ENTRIES PROVIDED ->
****************

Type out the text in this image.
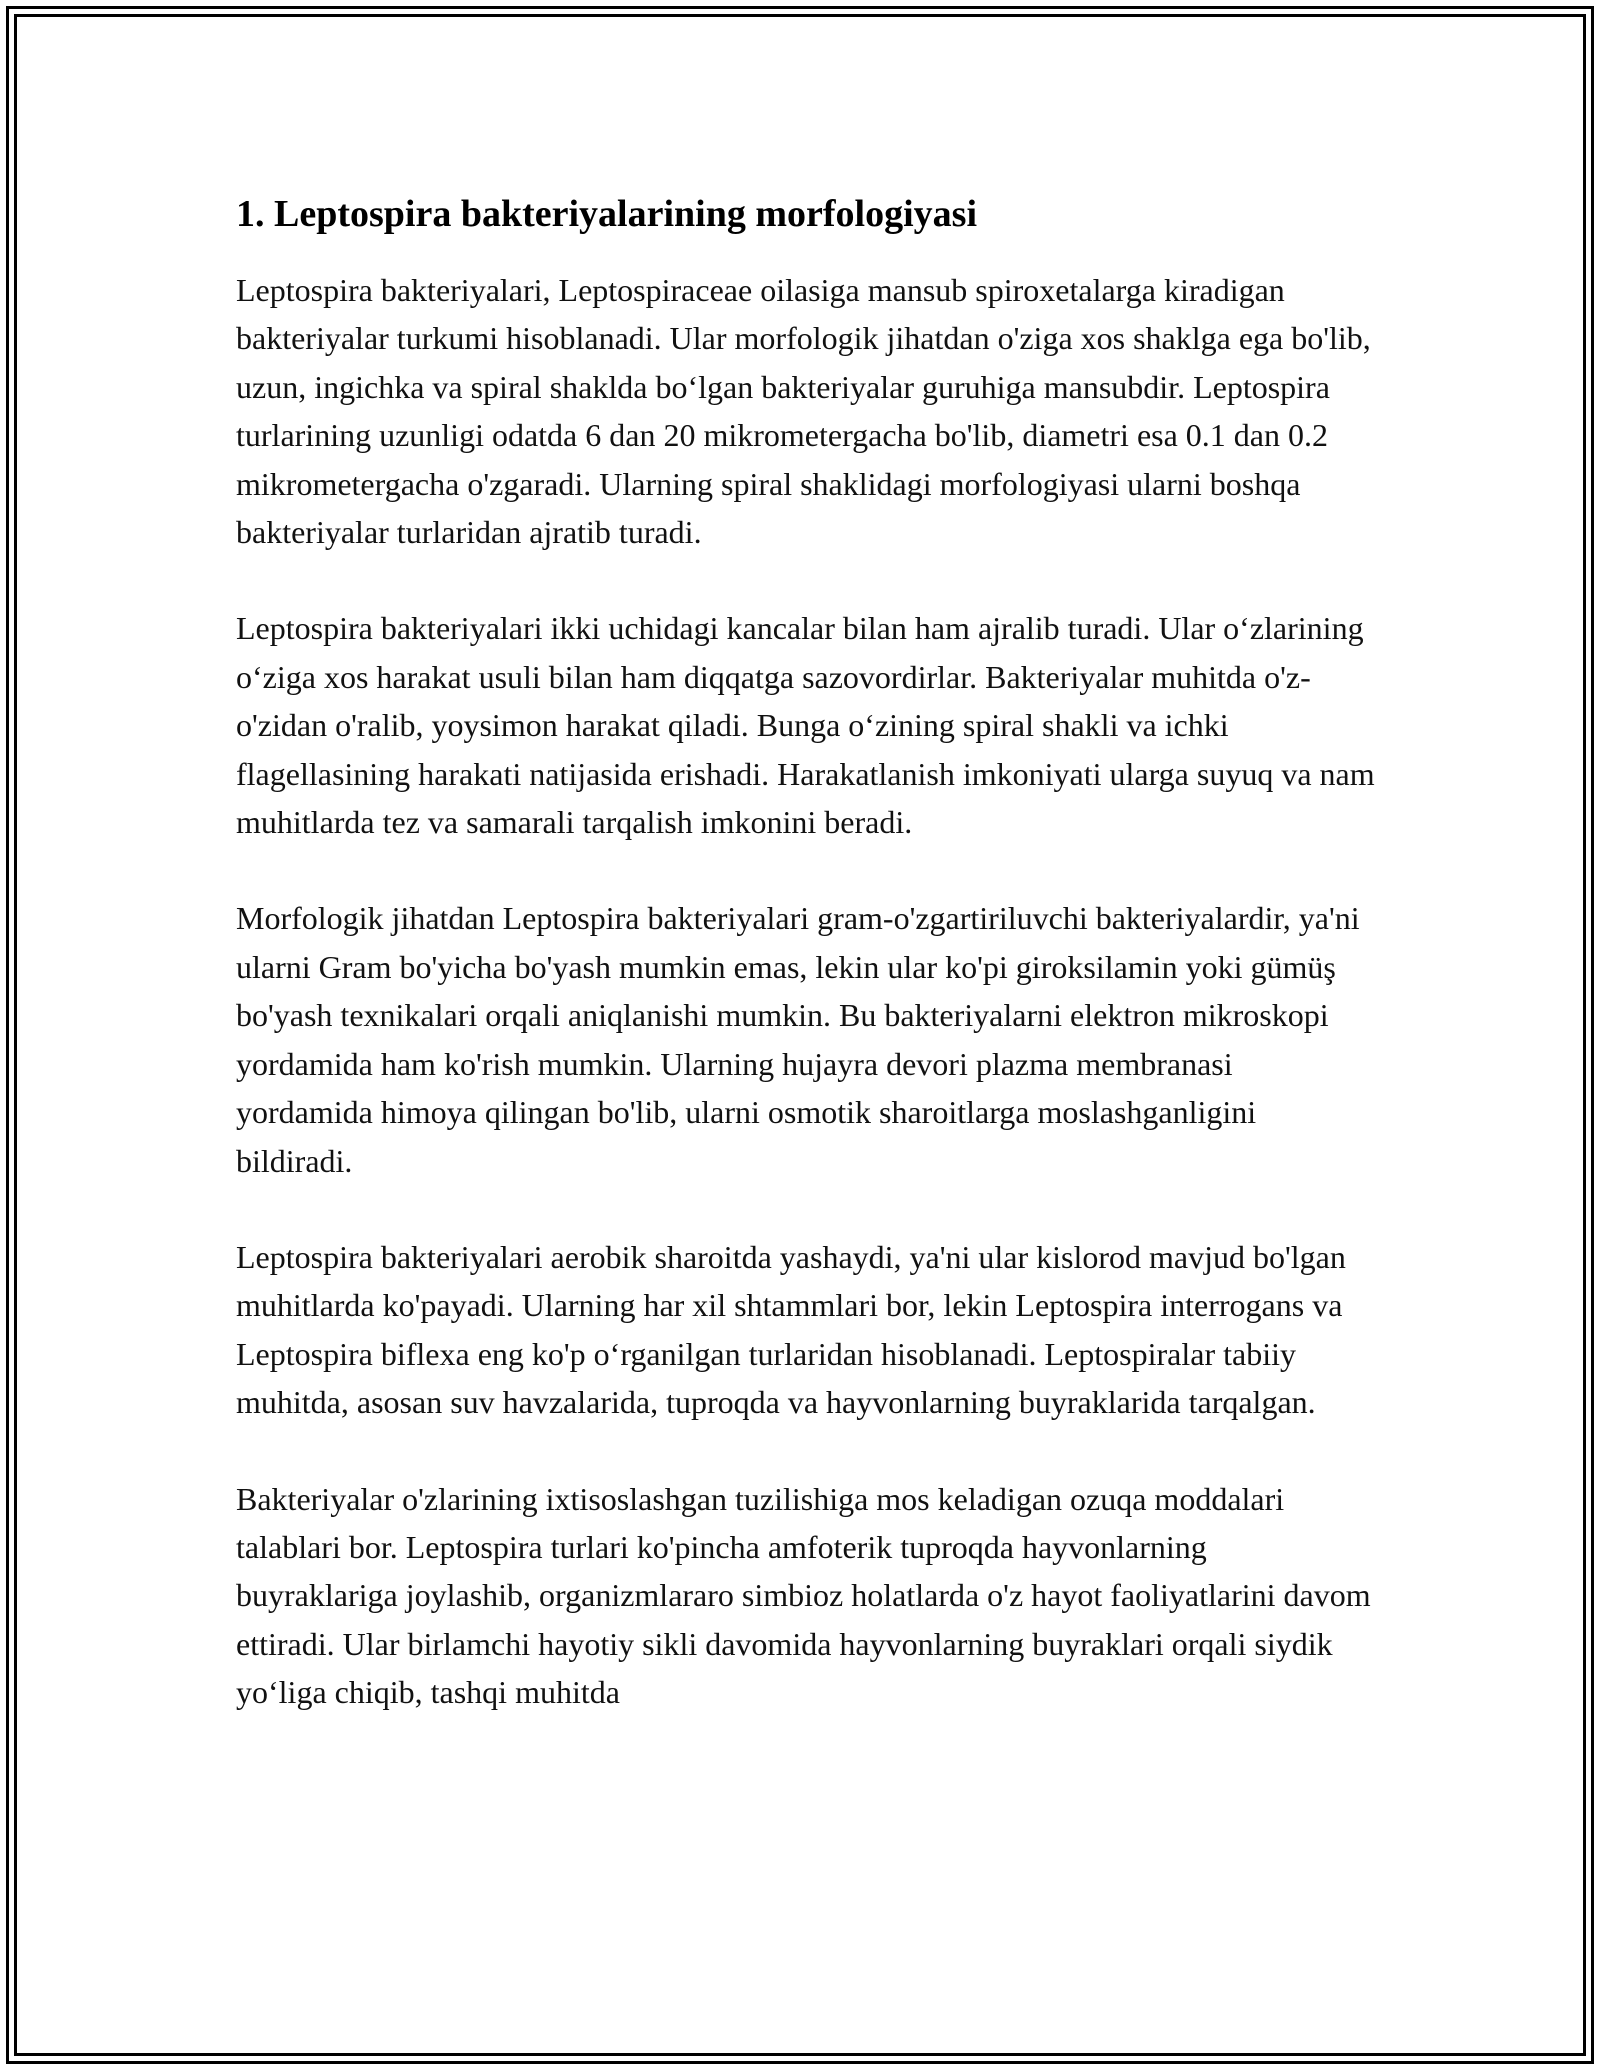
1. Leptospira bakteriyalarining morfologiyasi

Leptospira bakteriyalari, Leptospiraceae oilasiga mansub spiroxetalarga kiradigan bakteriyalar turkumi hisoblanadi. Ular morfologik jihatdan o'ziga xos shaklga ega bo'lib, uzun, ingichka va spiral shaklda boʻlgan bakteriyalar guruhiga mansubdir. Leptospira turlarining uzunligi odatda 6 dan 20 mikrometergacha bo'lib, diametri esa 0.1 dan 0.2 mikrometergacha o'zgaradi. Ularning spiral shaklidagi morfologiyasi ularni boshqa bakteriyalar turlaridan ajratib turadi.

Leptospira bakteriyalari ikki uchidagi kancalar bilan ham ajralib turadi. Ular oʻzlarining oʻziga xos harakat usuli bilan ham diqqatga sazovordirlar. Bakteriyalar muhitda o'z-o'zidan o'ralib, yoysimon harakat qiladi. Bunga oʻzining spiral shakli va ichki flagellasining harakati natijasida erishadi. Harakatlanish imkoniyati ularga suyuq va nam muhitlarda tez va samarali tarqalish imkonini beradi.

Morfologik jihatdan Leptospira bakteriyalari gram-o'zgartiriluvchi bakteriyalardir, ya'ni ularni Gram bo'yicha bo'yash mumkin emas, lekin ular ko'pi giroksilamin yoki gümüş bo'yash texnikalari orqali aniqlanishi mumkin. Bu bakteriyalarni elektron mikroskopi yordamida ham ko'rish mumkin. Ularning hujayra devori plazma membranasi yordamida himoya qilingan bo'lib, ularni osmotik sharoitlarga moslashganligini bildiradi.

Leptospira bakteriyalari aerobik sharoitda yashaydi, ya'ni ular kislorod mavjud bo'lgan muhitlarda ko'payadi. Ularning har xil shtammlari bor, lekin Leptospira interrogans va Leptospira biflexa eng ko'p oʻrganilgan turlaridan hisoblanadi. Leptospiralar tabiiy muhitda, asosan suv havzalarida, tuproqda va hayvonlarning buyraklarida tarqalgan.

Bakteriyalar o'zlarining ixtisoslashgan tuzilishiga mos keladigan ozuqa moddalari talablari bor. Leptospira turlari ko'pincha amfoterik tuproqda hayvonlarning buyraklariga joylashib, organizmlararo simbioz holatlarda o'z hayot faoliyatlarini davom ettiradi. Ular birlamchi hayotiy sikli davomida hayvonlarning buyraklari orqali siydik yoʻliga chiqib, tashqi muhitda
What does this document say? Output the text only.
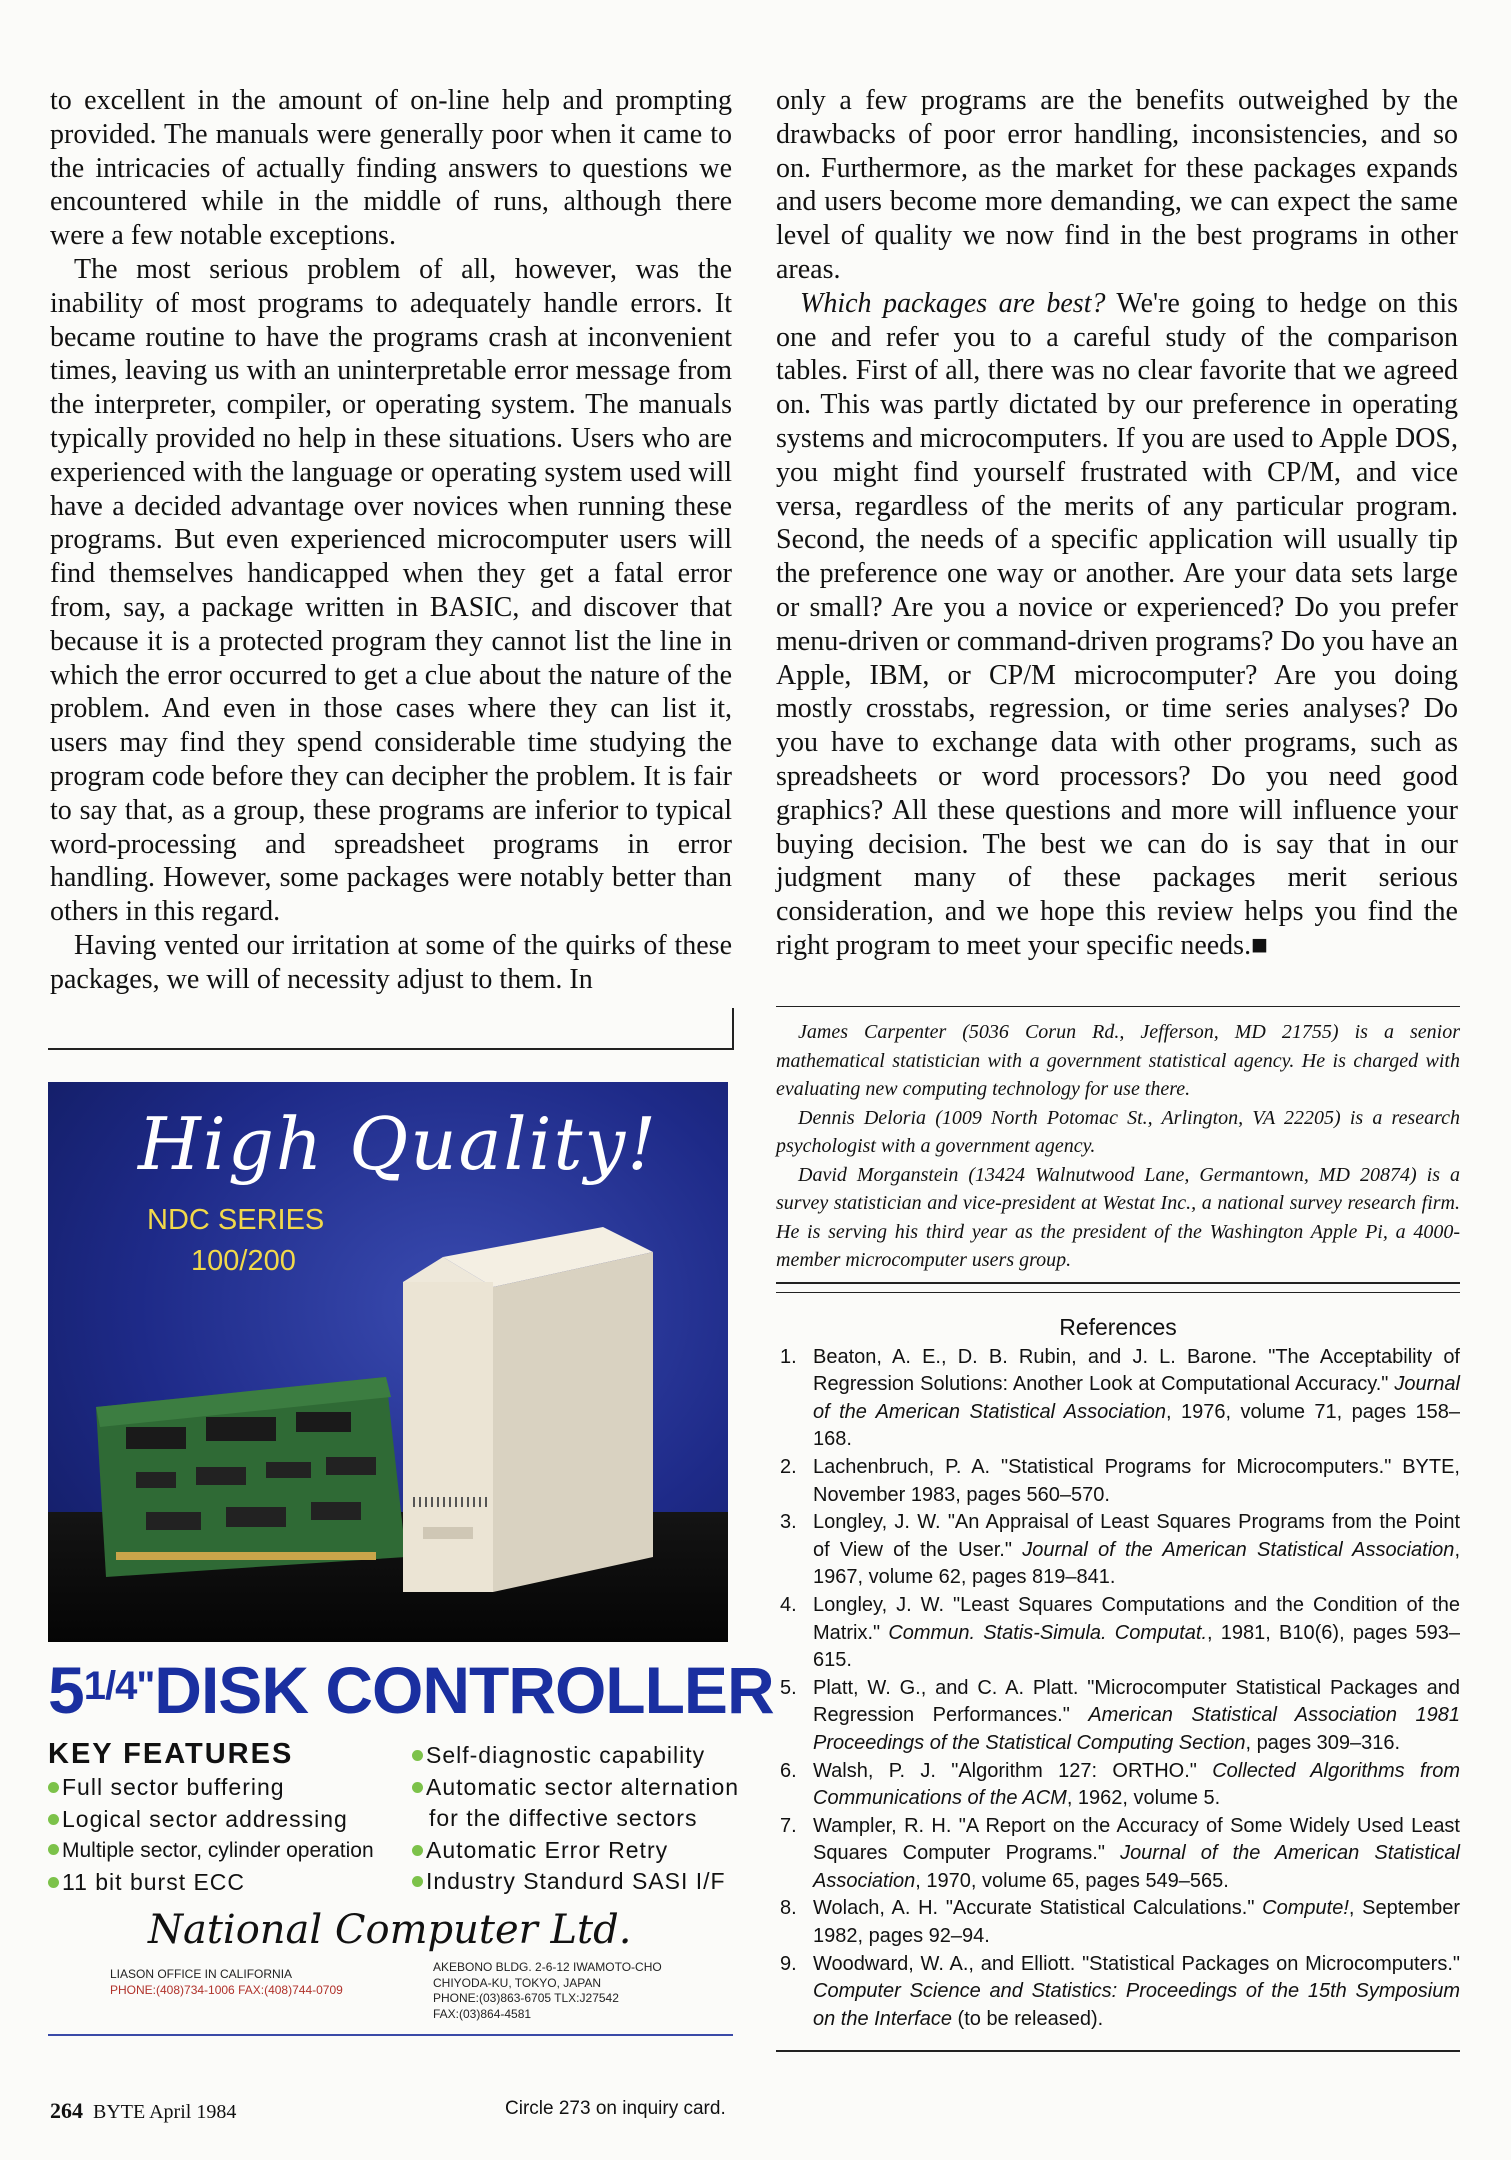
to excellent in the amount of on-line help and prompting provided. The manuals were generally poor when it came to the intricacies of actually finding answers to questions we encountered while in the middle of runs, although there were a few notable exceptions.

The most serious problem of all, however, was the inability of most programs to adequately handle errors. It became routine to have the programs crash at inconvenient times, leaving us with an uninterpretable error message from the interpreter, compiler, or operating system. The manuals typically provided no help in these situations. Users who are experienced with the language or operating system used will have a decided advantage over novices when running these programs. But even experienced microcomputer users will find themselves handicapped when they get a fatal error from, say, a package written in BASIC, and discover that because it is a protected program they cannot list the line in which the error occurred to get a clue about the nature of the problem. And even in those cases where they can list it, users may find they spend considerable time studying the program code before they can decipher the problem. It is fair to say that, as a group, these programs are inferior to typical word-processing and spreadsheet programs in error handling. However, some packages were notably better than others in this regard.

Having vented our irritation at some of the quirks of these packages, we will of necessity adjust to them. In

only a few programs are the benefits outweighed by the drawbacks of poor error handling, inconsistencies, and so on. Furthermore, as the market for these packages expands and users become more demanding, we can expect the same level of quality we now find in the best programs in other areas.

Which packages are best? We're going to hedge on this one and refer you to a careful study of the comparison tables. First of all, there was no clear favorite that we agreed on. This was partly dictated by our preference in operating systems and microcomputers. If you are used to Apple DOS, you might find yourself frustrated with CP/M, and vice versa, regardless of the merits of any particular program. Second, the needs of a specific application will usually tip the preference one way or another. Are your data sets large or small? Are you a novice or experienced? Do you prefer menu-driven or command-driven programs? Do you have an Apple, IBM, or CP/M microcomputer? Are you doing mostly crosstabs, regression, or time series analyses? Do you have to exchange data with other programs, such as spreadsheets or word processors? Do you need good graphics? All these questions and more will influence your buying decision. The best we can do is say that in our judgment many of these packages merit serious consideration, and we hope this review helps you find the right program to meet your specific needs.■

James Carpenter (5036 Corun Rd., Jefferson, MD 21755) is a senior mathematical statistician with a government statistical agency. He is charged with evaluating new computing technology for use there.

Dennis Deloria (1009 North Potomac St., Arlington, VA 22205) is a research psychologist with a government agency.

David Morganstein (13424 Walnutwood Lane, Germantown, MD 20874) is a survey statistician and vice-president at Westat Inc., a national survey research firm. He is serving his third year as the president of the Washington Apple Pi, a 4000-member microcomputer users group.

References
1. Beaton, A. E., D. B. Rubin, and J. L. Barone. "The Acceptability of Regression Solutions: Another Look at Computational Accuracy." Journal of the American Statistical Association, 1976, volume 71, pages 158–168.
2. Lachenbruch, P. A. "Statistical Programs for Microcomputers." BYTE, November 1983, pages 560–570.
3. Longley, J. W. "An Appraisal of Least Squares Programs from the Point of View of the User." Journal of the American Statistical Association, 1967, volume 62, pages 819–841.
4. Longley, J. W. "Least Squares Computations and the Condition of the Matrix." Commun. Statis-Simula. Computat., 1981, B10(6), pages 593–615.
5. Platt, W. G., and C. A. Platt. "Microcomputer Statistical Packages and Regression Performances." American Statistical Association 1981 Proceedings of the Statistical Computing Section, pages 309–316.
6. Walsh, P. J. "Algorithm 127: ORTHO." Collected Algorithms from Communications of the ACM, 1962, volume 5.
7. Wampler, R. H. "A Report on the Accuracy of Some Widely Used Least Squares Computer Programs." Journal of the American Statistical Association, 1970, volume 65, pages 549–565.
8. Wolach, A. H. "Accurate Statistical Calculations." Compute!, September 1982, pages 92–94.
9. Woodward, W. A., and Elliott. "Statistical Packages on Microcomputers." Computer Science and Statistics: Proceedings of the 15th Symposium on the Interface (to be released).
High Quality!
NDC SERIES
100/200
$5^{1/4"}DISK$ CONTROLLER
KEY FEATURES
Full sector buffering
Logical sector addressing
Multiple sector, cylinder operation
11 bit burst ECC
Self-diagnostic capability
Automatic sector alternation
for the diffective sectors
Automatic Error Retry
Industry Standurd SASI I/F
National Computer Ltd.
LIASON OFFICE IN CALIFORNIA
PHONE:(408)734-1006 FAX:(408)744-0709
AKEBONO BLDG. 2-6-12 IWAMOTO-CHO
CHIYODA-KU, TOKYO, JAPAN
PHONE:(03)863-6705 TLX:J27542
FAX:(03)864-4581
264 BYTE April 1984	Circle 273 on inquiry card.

****************

Filter the entries and copy out every line with the word "lekin".

COMPLETE RESPONSE ->
Morfologik jihatdan Leptospira bakteriyalari gram-o'zgartiriluvchi bakteriyalardir, ya'ni ularni Gram bo'yicha bo'yash mumkin emas, lekin ular ko'pi giroksilamin yoki gümüş bo'yash texnikalari orqali aniqlanishi mumkin. Bu bakteriyalarni elektron mikroskopi yordamida ham ko'rish mumkin. Ularning hujayra devori plazma membranasi yordamida himoya qilingan bo'lib, ularni osmotik sharoitlarga moslashganligini bildiradi.
Leptospira bakteriyalari aerobik sharoitda yashaydi, ya'ni ular kislorod mavjud bo'lgan muhitlarda ko'payadi. Ularning har xil shtammlari bor, lekin Leptospira interrogans va Leptospira biflexa eng ko'p oʻrganilgan turlaridan hisoblanadi. Leptospiralar tabiiy muhitda, asosan suv havzalarida, tuproqda va hayvonlarning buyraklarida tarqalgan.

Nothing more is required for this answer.